[DATA FOR THIS EXERCISE]:
#####
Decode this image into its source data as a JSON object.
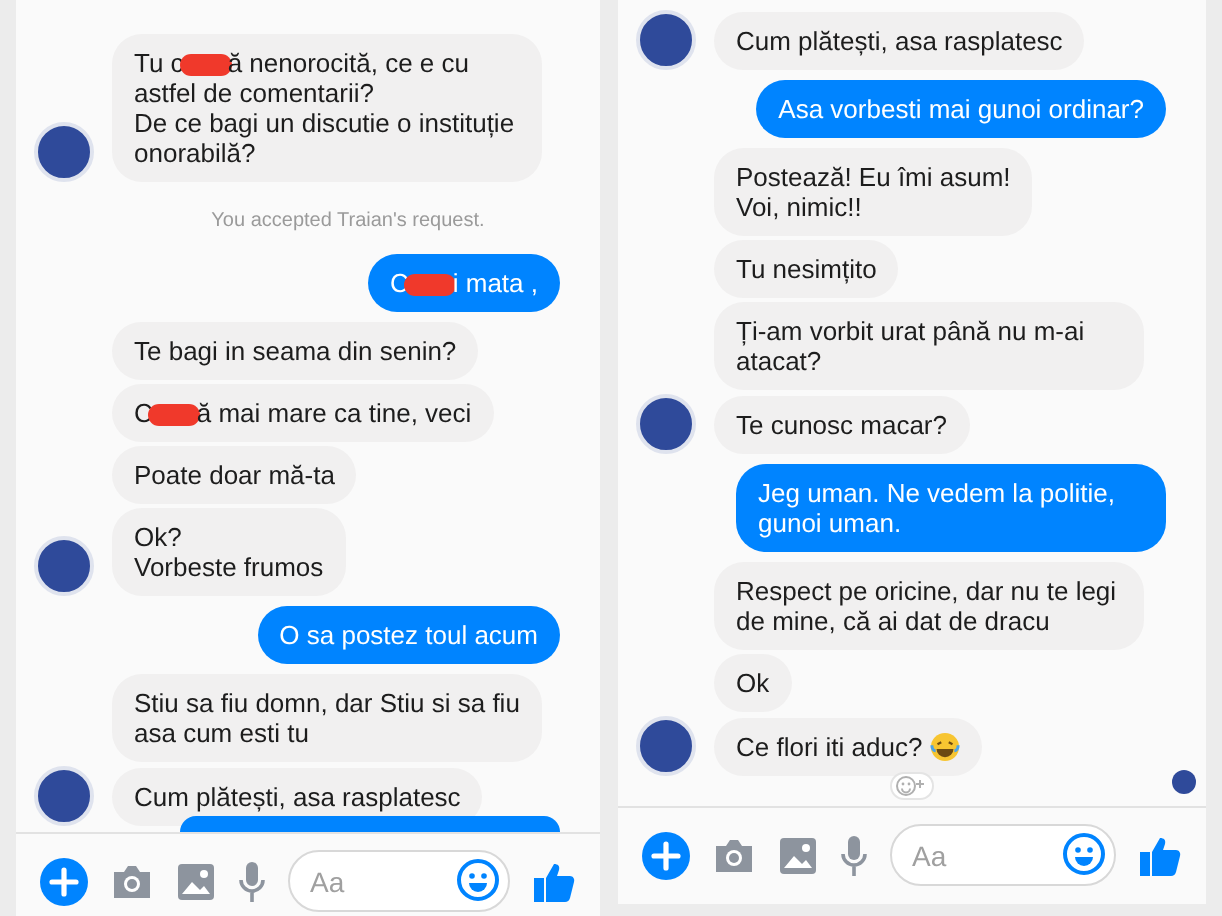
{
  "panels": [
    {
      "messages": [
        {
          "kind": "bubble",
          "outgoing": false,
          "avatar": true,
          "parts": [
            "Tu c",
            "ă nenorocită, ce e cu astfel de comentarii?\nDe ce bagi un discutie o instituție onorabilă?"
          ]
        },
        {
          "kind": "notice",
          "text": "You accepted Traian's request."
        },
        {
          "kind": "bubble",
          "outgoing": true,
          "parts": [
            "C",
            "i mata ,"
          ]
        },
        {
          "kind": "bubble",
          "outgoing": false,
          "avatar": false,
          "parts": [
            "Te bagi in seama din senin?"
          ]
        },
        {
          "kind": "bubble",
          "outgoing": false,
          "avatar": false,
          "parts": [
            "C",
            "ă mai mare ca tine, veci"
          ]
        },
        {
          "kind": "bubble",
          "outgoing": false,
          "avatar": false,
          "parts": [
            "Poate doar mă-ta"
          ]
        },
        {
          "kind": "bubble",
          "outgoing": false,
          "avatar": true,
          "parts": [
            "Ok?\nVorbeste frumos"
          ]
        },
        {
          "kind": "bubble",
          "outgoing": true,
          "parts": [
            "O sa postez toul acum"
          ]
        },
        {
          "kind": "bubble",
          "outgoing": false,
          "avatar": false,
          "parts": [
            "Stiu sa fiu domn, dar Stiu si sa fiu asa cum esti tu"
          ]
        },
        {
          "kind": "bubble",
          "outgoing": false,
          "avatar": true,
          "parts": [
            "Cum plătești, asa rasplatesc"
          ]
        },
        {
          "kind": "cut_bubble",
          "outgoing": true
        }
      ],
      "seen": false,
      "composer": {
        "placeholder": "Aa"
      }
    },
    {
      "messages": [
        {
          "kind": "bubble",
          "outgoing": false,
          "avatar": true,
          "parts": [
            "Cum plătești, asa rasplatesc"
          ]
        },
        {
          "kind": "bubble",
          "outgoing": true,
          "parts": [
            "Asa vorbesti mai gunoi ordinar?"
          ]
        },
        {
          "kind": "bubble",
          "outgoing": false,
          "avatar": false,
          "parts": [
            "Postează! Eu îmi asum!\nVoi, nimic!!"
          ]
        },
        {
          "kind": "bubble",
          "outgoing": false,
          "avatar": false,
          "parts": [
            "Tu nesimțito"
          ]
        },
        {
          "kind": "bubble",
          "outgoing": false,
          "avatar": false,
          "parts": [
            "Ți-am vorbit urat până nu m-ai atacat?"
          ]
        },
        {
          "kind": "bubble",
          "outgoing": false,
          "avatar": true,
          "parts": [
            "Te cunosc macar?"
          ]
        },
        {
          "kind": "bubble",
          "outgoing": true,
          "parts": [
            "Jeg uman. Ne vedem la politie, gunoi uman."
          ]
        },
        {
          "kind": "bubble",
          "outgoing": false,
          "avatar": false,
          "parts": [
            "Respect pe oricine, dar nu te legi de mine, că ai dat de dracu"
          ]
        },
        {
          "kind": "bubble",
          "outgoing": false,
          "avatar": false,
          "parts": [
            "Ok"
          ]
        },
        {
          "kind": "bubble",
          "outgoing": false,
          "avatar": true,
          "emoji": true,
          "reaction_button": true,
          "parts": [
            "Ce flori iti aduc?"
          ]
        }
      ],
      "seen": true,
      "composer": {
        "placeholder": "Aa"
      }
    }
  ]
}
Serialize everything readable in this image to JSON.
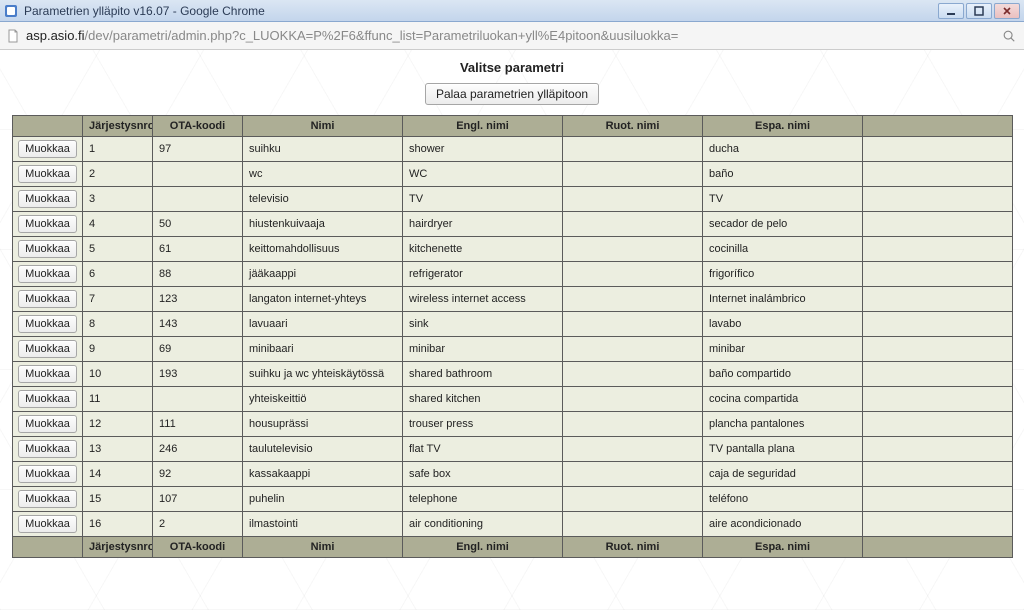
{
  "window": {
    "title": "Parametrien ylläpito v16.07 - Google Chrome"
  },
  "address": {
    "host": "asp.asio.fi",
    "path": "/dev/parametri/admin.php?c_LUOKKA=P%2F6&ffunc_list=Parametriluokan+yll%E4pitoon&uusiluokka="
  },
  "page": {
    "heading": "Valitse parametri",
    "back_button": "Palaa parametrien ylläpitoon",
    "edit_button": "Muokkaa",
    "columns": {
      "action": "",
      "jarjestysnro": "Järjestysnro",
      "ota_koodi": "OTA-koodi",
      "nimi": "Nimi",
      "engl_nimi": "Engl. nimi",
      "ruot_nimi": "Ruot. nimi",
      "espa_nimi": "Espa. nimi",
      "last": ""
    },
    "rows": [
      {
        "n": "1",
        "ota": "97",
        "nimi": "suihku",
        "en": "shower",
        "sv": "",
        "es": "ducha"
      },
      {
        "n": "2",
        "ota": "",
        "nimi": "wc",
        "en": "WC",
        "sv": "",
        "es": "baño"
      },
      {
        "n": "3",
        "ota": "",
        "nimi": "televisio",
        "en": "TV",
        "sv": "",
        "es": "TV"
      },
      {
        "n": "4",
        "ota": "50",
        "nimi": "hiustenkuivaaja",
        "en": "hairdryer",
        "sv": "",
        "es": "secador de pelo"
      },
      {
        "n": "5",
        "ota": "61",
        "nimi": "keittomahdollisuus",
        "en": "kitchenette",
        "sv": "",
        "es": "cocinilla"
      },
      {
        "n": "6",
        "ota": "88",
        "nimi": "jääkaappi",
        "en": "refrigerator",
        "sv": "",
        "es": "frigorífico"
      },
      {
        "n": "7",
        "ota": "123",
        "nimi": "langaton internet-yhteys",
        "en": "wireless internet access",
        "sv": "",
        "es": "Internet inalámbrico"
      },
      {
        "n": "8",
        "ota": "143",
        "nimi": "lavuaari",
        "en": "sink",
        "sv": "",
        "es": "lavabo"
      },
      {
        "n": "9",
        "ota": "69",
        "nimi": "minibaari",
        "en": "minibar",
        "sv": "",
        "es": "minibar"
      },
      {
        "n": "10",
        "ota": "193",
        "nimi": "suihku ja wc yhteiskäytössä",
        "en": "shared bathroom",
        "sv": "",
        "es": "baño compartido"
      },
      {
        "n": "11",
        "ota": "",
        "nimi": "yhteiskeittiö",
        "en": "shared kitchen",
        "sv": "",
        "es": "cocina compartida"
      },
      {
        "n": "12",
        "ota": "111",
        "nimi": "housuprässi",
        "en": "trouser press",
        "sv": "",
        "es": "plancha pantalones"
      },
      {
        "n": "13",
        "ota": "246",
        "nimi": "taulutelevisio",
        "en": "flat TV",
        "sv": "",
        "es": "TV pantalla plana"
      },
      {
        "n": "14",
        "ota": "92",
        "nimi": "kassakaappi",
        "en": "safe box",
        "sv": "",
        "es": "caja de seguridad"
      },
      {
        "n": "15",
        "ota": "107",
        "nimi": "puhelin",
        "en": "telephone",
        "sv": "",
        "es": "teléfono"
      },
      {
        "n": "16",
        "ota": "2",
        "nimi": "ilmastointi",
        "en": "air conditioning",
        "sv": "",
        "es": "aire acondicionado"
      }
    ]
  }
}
#####
[WHAT NEEDS TO BE DONE]:
Copy out all lines above that include the string "shared".

[SOLVED PROBLEM]:
        "en": "shared bathroom",
        "en": "shared kitchen",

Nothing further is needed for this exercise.